EXERCISE: Copy each line of the material below that includes the string "NaOH".

##### GIVEN INFORMATION #####

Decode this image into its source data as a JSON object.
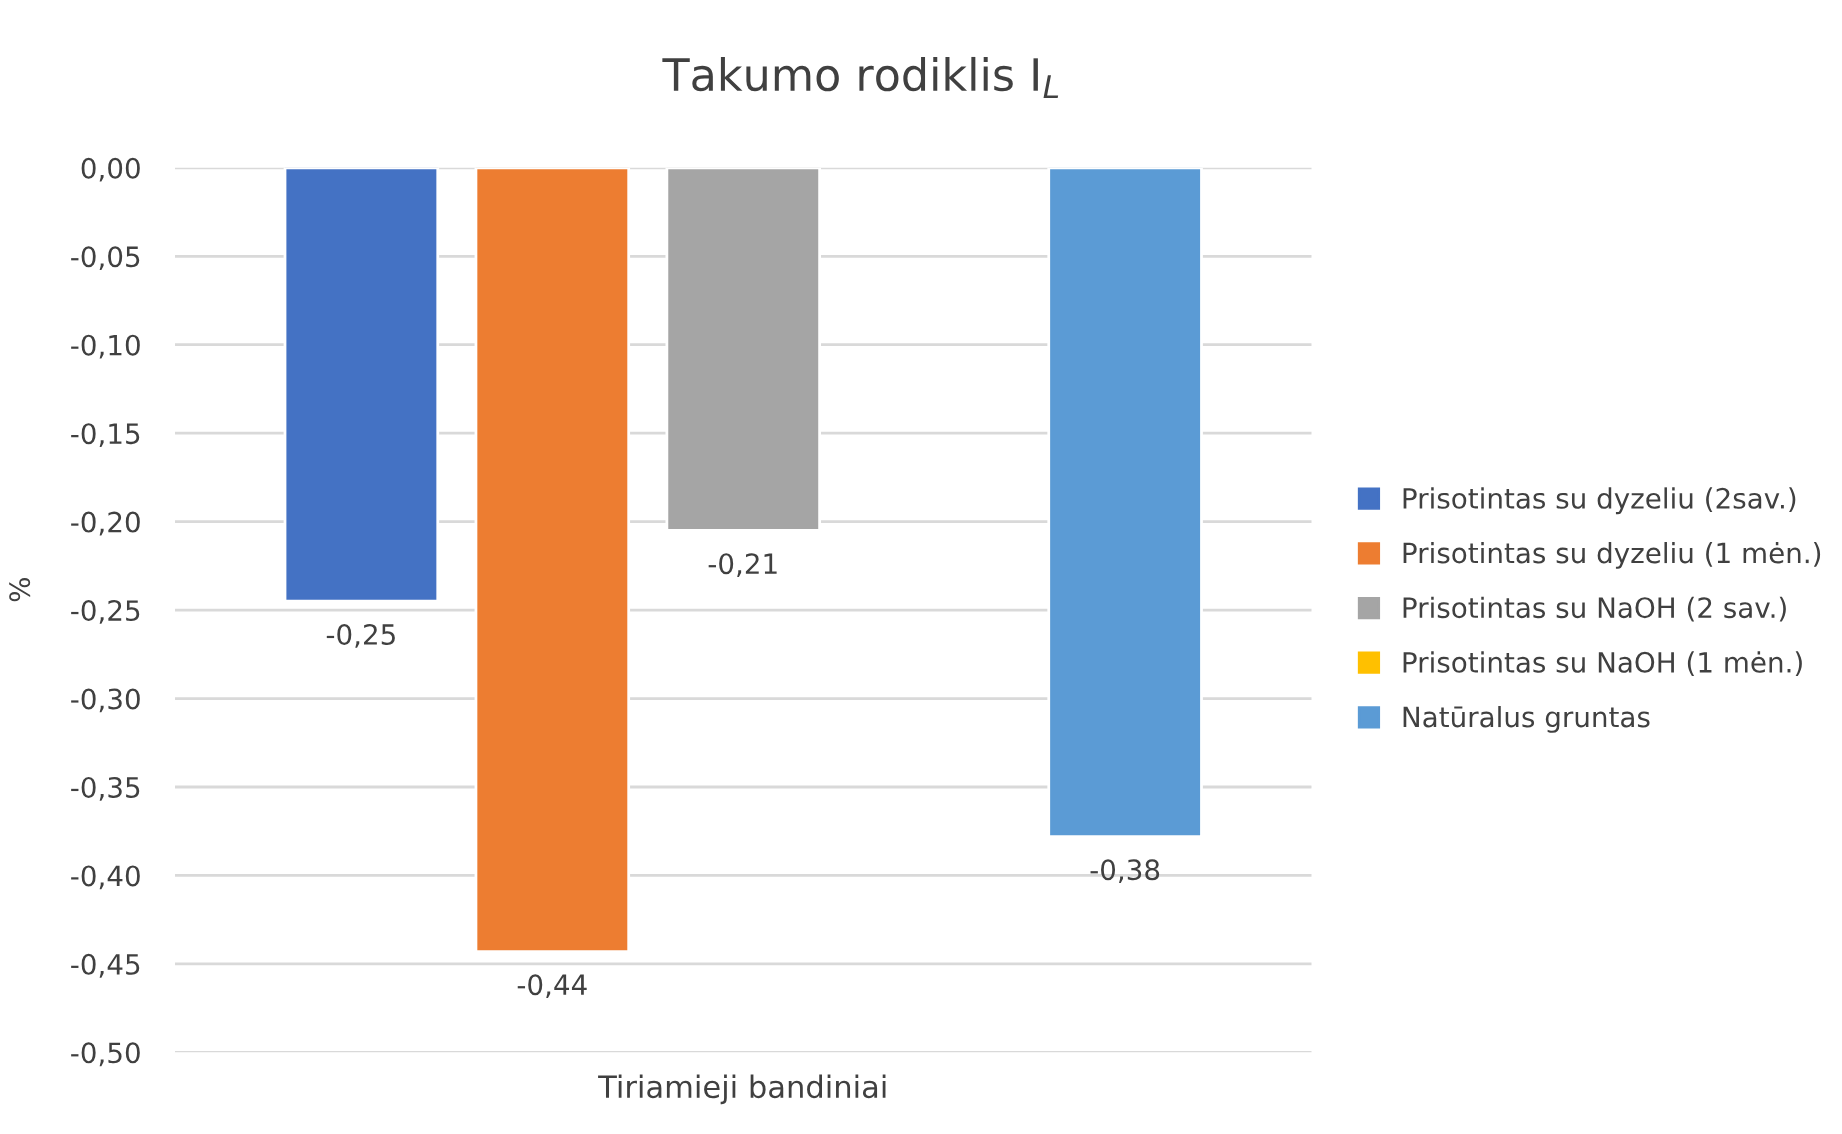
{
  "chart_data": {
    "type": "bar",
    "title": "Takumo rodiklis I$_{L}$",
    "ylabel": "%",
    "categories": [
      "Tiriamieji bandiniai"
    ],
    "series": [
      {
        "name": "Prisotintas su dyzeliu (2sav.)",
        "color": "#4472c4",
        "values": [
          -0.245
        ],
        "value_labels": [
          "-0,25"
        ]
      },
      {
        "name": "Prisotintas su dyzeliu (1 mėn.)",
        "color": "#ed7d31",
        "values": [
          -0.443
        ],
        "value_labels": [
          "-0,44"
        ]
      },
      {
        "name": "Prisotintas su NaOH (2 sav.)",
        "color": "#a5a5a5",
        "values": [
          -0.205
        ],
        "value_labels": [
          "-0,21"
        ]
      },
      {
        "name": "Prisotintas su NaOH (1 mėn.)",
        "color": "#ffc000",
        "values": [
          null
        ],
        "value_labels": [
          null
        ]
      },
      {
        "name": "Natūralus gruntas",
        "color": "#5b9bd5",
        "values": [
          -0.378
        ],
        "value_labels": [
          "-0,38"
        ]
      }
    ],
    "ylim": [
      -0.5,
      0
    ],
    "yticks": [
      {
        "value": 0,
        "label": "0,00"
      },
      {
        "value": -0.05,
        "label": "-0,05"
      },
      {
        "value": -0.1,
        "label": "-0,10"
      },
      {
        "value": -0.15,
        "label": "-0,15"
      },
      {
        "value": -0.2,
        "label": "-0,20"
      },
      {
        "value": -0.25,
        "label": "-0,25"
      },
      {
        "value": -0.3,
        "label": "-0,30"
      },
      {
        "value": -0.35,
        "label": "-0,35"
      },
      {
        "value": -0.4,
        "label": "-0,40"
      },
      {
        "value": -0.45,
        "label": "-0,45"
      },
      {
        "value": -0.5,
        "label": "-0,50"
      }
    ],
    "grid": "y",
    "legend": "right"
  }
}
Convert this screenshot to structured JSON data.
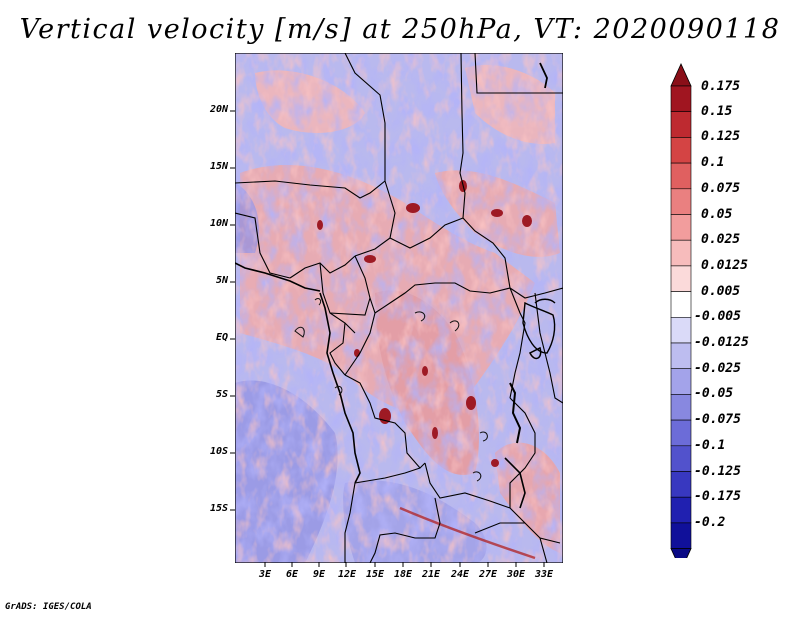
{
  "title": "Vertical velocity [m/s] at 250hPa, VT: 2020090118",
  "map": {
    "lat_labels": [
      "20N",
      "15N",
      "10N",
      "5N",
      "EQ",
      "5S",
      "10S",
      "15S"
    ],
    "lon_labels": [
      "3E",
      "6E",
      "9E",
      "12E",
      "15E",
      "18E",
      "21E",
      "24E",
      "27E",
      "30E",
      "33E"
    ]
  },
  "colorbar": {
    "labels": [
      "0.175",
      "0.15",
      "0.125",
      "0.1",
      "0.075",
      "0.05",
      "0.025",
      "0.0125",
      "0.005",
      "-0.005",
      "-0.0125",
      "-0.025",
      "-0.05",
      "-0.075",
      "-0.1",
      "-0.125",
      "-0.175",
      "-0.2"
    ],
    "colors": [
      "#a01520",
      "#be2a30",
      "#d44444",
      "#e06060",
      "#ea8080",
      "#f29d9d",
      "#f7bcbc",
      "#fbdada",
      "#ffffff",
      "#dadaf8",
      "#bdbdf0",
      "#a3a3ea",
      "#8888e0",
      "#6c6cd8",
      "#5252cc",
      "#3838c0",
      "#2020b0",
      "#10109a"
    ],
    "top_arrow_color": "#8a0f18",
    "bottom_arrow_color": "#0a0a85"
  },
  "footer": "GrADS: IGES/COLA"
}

#####

PROBLEM SOLUTION:
        "name": "Prisotintas su NaOH (2 sav.)",
        "name": "Prisotintas su NaOH (1 mėn.)",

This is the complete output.